[Data records]
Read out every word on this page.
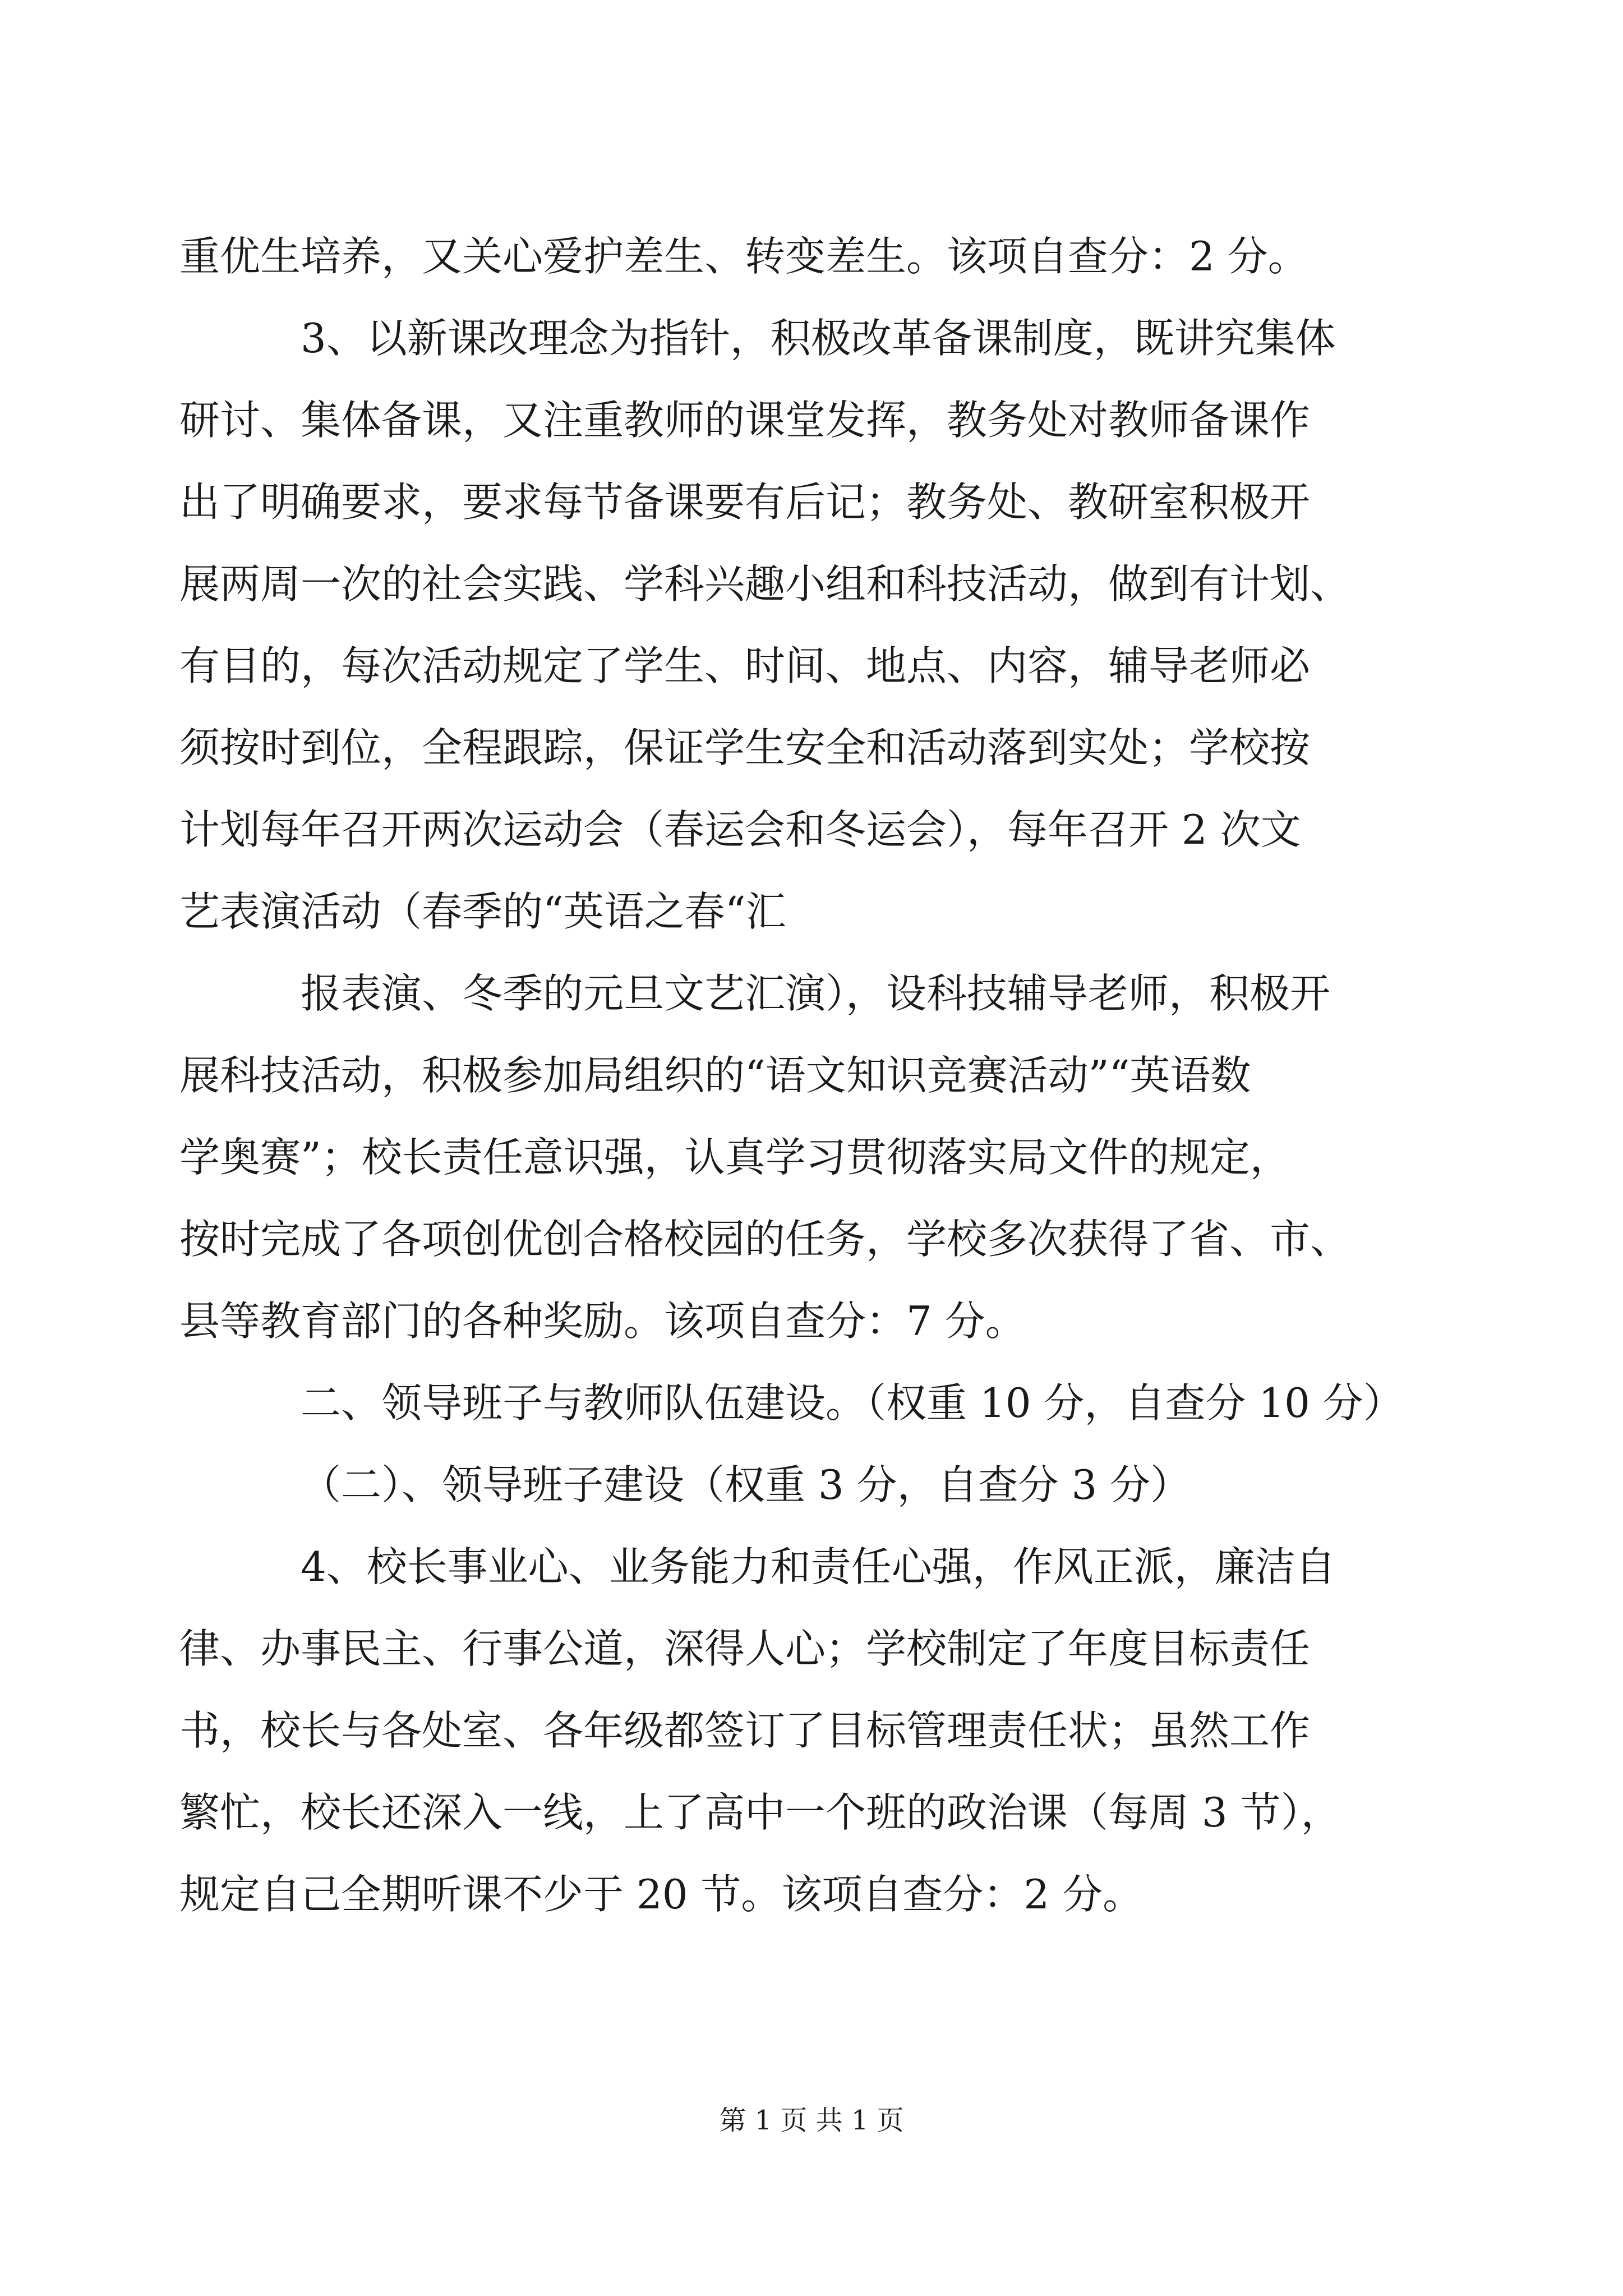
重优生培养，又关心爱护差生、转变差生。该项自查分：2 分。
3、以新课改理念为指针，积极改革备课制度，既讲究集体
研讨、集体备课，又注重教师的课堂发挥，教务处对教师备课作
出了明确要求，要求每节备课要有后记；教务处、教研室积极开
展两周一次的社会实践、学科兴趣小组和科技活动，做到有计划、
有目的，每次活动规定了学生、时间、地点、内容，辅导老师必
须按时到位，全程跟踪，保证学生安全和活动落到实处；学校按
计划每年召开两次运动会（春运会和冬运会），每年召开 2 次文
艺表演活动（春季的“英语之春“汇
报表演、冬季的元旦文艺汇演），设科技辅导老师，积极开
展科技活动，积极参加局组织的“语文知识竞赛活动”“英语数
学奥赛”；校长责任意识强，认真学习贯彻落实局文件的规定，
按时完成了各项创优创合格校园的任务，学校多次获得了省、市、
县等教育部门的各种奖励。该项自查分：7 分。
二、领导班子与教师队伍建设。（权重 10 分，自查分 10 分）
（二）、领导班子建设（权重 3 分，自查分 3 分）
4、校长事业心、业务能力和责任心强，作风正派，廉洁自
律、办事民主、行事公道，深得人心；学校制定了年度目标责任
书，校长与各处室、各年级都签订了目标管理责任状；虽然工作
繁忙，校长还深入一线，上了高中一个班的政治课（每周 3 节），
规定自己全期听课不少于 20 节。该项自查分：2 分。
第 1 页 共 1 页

_REQUIREMENTS:_ Extract the entries in full, exactly as they are, minus the pictures.

_ANSWER TO THE EXERCISE:_
Read out every word on this page.
重优生培养，又关心爱护差生、转变差生。该项自查分：2 分。
3、以新课改理念为指针，积极改革备课制度，既讲究集体
研讨、集体备课，又注重教师的课堂发挥，教务处对教师备课作
出了明确要求，要求每节备课要有后记；教务处、教研室积极开
展两周一次的社会实践、学科兴趣小组和科技活动，做到有计划、
有目的，每次活动规定了学生、时间、地点、内容，辅导老师必
须按时到位，全程跟踪，保证学生安全和活动落到实处；学校按
计划每年召开两次运动会（春运会和冬运会），每年召开 2 次文
艺表演活动（春季的“英语之春“汇
报表演、冬季的元旦文艺汇演），设科技辅导老师，积极开
展科技活动，积极参加局组织的“语文知识竞赛活动”“英语数
学奥赛”；校长责任意识强，认真学习贯彻落实局文件的规定，
按时完成了各项创优创合格校园的任务，学校多次获得了省、市、
县等教育部门的各种奖励。该项自查分：7 分。
二、领导班子与教师队伍建设。（权重 10 分，自查分 10 分）
（二）、领导班子建设（权重 3 分，自查分 3 分）
4、校长事业心、业务能力和责任心强，作风正派，廉洁自
律、办事民主、行事公道，深得人心；学校制定了年度目标责任
书，校长与各处室、各年级都签订了目标管理责任状；虽然工作
繁忙，校长还深入一线，上了高中一个班的政治课（每周 3 节），
规定自己全期听课不少于 20 节。该项自查分：2 分。
第 1 页 共 1 页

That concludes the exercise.